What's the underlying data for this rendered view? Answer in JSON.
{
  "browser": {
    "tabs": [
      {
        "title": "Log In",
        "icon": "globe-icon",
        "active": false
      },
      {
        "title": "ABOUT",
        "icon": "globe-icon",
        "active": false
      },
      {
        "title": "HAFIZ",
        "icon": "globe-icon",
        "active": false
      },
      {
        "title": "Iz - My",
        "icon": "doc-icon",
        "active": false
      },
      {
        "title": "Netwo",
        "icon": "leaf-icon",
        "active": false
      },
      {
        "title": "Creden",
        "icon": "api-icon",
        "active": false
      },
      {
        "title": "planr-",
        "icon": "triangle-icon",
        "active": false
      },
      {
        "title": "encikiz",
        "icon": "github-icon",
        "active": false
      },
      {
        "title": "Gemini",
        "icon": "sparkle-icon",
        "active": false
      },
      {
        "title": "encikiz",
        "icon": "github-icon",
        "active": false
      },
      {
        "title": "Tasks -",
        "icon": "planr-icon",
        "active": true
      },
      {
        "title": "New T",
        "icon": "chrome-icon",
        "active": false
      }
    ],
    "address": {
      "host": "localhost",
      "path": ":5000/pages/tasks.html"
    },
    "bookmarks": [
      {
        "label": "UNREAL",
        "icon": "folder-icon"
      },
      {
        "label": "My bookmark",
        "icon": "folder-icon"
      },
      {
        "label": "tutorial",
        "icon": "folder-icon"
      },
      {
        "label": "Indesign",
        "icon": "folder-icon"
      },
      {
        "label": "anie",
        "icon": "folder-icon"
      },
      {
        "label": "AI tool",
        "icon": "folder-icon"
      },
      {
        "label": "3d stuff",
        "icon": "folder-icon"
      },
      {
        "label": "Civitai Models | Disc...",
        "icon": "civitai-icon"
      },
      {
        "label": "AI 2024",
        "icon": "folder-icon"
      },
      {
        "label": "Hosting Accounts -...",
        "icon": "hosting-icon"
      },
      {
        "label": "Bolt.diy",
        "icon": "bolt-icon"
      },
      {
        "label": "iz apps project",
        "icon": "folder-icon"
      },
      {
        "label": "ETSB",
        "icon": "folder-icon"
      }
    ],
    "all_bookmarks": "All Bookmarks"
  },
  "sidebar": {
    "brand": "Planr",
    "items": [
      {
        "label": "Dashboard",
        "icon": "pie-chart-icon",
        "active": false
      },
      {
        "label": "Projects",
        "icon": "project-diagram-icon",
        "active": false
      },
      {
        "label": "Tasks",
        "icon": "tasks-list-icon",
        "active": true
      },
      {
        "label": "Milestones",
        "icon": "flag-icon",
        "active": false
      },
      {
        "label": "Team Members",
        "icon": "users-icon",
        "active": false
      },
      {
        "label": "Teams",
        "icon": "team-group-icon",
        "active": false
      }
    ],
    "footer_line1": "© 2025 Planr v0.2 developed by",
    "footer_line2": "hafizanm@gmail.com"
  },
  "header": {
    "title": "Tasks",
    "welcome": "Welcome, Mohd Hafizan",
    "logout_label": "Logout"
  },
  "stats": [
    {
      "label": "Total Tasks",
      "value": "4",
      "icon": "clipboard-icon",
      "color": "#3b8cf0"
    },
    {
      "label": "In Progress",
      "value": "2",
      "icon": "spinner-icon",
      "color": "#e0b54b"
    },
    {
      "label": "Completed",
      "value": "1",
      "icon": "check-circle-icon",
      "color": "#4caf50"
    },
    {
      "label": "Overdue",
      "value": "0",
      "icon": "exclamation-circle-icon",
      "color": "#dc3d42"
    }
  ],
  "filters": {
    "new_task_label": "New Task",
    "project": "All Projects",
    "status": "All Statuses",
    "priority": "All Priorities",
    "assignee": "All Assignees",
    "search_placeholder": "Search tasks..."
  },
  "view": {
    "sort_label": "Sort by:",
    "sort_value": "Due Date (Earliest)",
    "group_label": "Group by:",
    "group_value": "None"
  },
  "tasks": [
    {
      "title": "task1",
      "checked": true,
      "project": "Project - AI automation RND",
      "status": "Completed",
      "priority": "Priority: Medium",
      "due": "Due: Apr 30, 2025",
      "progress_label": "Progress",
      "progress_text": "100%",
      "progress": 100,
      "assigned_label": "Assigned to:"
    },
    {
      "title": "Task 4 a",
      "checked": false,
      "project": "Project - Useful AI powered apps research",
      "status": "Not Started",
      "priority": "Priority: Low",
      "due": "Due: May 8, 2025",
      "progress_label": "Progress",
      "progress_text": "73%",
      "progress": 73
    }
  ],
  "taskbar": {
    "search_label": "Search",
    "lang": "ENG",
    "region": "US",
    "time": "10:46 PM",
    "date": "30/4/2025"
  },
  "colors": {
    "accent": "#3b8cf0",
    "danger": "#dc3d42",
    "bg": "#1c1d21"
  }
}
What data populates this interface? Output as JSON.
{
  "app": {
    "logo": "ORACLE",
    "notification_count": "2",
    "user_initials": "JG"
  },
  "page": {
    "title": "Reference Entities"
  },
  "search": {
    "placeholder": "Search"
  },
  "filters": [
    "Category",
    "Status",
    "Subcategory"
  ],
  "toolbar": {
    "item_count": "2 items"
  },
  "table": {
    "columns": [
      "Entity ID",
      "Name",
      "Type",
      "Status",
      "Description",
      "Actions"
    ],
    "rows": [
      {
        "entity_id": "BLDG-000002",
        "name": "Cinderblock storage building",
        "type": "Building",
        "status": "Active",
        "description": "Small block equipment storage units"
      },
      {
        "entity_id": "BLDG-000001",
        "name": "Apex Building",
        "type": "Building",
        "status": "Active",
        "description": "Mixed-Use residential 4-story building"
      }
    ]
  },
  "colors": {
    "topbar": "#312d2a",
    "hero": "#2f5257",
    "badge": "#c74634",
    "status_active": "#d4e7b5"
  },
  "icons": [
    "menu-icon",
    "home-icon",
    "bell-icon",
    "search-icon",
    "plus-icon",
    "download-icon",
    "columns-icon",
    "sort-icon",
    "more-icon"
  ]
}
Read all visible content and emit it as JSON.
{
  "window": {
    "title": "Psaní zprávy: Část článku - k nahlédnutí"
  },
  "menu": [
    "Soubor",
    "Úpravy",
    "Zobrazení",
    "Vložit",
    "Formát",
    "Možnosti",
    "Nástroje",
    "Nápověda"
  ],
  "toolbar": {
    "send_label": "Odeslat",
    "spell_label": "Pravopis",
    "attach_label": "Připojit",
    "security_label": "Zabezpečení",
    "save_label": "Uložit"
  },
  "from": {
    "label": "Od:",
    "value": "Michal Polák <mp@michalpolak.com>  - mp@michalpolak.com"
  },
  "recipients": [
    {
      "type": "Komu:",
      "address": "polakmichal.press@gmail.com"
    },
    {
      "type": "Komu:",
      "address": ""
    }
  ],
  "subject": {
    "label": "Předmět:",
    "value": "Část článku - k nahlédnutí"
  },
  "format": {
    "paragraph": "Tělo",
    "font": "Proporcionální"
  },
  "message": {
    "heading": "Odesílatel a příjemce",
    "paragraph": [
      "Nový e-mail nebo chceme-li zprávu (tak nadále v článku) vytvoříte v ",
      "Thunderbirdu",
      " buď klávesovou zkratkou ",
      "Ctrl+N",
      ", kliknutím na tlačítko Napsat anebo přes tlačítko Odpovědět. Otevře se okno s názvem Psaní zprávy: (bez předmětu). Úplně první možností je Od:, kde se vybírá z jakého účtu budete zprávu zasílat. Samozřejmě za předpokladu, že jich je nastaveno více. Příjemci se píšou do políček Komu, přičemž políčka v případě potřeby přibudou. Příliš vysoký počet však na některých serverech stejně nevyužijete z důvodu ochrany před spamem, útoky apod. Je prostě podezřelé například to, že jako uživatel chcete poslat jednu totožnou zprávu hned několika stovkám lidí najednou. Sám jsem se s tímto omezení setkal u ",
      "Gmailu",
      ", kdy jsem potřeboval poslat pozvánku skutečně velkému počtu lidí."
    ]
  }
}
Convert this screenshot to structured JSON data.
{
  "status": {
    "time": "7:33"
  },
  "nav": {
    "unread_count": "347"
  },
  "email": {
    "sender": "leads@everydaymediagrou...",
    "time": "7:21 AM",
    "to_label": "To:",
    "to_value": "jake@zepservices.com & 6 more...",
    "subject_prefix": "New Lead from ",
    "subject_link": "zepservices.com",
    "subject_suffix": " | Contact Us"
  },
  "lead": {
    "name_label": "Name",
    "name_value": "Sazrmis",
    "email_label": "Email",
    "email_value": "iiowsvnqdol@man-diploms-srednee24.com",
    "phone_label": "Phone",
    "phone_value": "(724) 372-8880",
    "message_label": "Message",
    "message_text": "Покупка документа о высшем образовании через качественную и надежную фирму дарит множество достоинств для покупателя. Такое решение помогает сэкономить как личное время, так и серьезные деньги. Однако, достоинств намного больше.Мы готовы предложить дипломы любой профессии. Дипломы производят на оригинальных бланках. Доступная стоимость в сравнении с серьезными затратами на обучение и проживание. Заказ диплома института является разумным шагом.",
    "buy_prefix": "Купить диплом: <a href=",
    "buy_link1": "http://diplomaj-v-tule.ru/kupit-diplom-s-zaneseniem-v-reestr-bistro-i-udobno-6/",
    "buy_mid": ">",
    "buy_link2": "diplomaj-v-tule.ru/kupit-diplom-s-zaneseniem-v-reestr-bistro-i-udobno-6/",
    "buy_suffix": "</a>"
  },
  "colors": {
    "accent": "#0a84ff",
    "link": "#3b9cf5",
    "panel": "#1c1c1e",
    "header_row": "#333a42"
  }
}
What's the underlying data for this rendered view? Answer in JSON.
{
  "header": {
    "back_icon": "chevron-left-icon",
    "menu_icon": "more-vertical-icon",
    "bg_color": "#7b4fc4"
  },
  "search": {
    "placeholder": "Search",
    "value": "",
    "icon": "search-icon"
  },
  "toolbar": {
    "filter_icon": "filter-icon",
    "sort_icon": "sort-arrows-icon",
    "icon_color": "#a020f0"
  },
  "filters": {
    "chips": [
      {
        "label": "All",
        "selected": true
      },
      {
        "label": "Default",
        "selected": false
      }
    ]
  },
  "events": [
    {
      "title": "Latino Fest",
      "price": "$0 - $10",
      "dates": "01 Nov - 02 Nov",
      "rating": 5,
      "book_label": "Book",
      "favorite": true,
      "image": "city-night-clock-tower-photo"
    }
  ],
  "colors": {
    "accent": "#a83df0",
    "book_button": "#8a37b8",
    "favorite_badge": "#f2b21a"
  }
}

## Stated goal
Copy every line of the listing that includes the string "udobno".

## Expected answer
    "buy_link1": "http://diplomaj-v-tule.ru/kupit-diplom-s-zaneseniem-v-reestr-bistro-i-udobno-6/",
    "buy_link2": "diplomaj-v-tule.ru/kupit-diplom-s-zaneseniem-v-reestr-bistro-i-udobno-6/",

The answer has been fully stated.